TO BE DONE:
Give back the entire listing verbatim.

RECORD EXTRACTS:

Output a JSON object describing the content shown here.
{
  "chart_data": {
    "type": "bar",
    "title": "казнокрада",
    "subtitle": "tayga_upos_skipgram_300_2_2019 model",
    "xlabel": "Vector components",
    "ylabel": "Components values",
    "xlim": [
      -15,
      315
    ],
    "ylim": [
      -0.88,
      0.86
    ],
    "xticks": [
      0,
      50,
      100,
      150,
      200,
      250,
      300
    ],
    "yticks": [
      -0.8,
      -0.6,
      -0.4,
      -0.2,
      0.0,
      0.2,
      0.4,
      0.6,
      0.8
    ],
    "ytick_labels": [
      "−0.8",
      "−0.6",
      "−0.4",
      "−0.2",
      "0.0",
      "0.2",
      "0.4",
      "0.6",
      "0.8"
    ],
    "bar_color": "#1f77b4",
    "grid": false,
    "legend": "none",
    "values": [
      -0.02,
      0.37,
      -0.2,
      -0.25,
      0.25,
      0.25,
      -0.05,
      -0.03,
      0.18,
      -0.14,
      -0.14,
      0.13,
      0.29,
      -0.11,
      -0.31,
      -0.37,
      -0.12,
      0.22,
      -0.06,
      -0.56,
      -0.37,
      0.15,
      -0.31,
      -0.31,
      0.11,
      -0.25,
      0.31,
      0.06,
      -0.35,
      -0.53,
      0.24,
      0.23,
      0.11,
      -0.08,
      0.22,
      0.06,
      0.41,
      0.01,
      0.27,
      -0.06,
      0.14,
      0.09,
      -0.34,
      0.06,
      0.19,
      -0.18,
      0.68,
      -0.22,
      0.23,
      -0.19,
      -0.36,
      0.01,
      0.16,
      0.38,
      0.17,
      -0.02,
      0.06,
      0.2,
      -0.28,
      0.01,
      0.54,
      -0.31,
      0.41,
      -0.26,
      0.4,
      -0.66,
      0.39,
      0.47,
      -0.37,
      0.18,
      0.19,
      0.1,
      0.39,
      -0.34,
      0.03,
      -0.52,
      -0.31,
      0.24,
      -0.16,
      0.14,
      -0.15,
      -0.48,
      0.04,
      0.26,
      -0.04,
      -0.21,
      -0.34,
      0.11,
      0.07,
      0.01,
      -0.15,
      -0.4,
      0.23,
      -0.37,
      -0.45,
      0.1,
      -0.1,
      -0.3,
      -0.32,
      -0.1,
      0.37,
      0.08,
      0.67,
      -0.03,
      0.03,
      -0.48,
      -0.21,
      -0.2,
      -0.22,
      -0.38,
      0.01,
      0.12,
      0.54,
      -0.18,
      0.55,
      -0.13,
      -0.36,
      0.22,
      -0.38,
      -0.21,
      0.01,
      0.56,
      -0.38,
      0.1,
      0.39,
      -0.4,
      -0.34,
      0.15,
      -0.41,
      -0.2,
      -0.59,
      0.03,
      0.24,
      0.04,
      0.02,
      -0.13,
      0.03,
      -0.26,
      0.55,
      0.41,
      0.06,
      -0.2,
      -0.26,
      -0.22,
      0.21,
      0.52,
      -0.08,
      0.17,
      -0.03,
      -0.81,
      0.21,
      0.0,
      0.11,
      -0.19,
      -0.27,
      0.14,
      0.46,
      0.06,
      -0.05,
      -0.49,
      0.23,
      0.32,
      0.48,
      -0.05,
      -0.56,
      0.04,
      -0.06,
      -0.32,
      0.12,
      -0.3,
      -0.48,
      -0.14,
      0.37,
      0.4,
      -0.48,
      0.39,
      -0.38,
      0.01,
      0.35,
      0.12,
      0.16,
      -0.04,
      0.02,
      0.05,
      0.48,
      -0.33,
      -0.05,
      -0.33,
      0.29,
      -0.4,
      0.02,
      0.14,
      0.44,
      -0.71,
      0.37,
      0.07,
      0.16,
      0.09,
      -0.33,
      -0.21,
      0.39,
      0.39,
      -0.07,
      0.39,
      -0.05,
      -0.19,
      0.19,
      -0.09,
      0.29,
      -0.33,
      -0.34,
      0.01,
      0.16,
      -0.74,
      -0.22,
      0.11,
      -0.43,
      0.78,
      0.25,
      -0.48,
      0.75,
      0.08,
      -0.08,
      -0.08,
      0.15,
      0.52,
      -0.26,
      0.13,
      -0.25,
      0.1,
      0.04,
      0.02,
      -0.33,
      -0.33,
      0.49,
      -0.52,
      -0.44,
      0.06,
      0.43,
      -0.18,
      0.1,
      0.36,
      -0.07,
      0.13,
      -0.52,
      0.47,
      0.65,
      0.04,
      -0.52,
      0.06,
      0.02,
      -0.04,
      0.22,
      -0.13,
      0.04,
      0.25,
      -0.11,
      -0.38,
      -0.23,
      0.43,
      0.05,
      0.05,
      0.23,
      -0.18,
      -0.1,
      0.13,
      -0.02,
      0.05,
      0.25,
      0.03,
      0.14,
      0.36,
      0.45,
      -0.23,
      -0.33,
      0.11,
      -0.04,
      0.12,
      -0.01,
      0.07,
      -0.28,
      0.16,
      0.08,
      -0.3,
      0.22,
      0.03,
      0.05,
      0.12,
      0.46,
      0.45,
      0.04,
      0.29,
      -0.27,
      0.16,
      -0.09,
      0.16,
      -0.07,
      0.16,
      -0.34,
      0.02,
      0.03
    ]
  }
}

ANSWER TO THIS TASK:
Output a JSON object describing the content shown here.
{
  "chart_data": {
    "type": "bar",
    "title": "казнокрада",
    "subtitle": "tayga_upos_skipgram_300_2_2019 model",
    "xlabel": "Vector components",
    "ylabel": "Components values",
    "xlim": [
      -15,
      315
    ],
    "ylim": [
      -0.88,
      0.86
    ],
    "xticks": [
      0,
      50,
      100,
      150,
      200,
      250,
      300
    ],
    "yticks": [
      -0.8,
      -0.6,
      -0.4,
      -0.2,
      0.0,
      0.2,
      0.4,
      0.6,
      0.8
    ],
    "ytick_labels": [
      "−0.8",
      "−0.6",
      "−0.4",
      "−0.2",
      "0.0",
      "0.2",
      "0.4",
      "0.6",
      "0.8"
    ],
    "bar_color": "#1f77b4",
    "grid": false,
    "legend": "none",
    "values": [
      -0.02,
      0.37,
      -0.2,
      -0.25,
      0.25,
      0.25,
      -0.05,
      -0.03,
      0.18,
      -0.14,
      -0.14,
      0.13,
      0.29,
      -0.11,
      -0.31,
      -0.37,
      -0.12,
      0.22,
      -0.06,
      -0.56,
      -0.37,
      0.15,
      -0.31,
      -0.31,
      0.11,
      -0.25,
      0.31,
      0.06,
      -0.35,
      -0.53,
      0.24,
      0.23,
      0.11,
      -0.08,
      0.22,
      0.06,
      0.41,
      0.01,
      0.27,
      -0.06,
      0.14,
      0.09,
      -0.34,
      0.06,
      0.19,
      -0.18,
      0.68,
      -0.22,
      0.23,
      -0.19,
      -0.36,
      0.01,
      0.16,
      0.38,
      0.17,
      -0.02,
      0.06,
      0.2,
      -0.28,
      0.01,
      0.54,
      -0.31,
      0.41,
      -0.26,
      0.4,
      -0.66,
      0.39,
      0.47,
      -0.37,
      0.18,
      0.19,
      0.1,
      0.39,
      -0.34,
      0.03,
      -0.52,
      -0.31,
      0.24,
      -0.16,
      0.14,
      -0.15,
      -0.48,
      0.04,
      0.26,
      -0.04,
      -0.21,
      -0.34,
      0.11,
      0.07,
      0.01,
      -0.15,
      -0.4,
      0.23,
      -0.37,
      -0.45,
      0.1,
      -0.1,
      -0.3,
      -0.32,
      -0.1,
      0.37,
      0.08,
      0.67,
      -0.03,
      0.03,
      -0.48,
      -0.21,
      -0.2,
      -0.22,
      -0.38,
      0.01,
      0.12,
      0.54,
      -0.18,
      0.55,
      -0.13,
      -0.36,
      0.22,
      -0.38,
      -0.21,
      0.01,
      0.56,
      -0.38,
      0.1,
      0.39,
      -0.4,
      -0.34,
      0.15,
      -0.41,
      -0.2,
      -0.59,
      0.03,
      0.24,
      0.04,
      0.02,
      -0.13,
      0.03,
      -0.26,
      0.55,
      0.41,
      0.06,
      -0.2,
      -0.26,
      -0.22,
      0.21,
      0.52,
      -0.08,
      0.17,
      -0.03,
      -0.81,
      0.21,
      0.0,
      0.11,
      -0.19,
      -0.27,
      0.14,
      0.46,
      0.06,
      -0.05,
      -0.49,
      0.23,
      0.32,
      0.48,
      -0.05,
      -0.56,
      0.04,
      -0.06,
      -0.32,
      0.12,
      -0.3,
      -0.48,
      -0.14,
      0.37,
      0.4,
      -0.48,
      0.39,
      -0.38,
      0.01,
      0.35,
      0.12,
      0.16,
      -0.04,
      0.02,
      0.05,
      0.48,
      -0.33,
      -0.05,
      -0.33,
      0.29,
      -0.4,
      0.02,
      0.14,
      0.44,
      -0.71,
      0.37,
      0.07,
      0.16,
      0.09,
      -0.33,
      -0.21,
      0.39,
      0.39,
      -0.07,
      0.39,
      -0.05,
      -0.19,
      0.19,
      -0.09,
      0.29,
      -0.33,
      -0.34,
      0.01,
      0.16,
      -0.74,
      -0.22,
      0.11,
      -0.43,
      0.78,
      0.25,
      -0.48,
      0.75,
      0.08,
      -0.08,
      -0.08,
      0.15,
      0.52,
      -0.26,
      0.13,
      -0.25,
      0.1,
      0.04,
      0.02,
      -0.33,
      -0.33,
      0.49,
      -0.52,
      -0.44,
      0.06,
      0.43,
      -0.18,
      0.1,
      0.36,
      -0.07,
      0.13,
      -0.52,
      0.47,
      0.65,
      0.04,
      -0.52,
      0.06,
      0.02,
      -0.04,
      0.22,
      -0.13,
      0.04,
      0.25,
      -0.11,
      -0.38,
      -0.23,
      0.43,
      0.05,
      0.05,
      0.23,
      -0.18,
      -0.1,
      0.13,
      -0.02,
      0.05,
      0.25,
      0.03,
      0.14,
      0.36,
      0.45,
      -0.23,
      -0.33,
      0.11,
      -0.04,
      0.12,
      -0.01,
      0.07,
      -0.28,
      0.16,
      0.08,
      -0.3,
      0.22,
      0.03,
      0.05,
      0.12,
      0.46,
      0.45,
      0.04,
      0.29,
      -0.27,
      0.16,
      -0.09,
      0.16,
      -0.07,
      0.16,
      -0.34,
      0.02,
      0.03
    ]
  }
}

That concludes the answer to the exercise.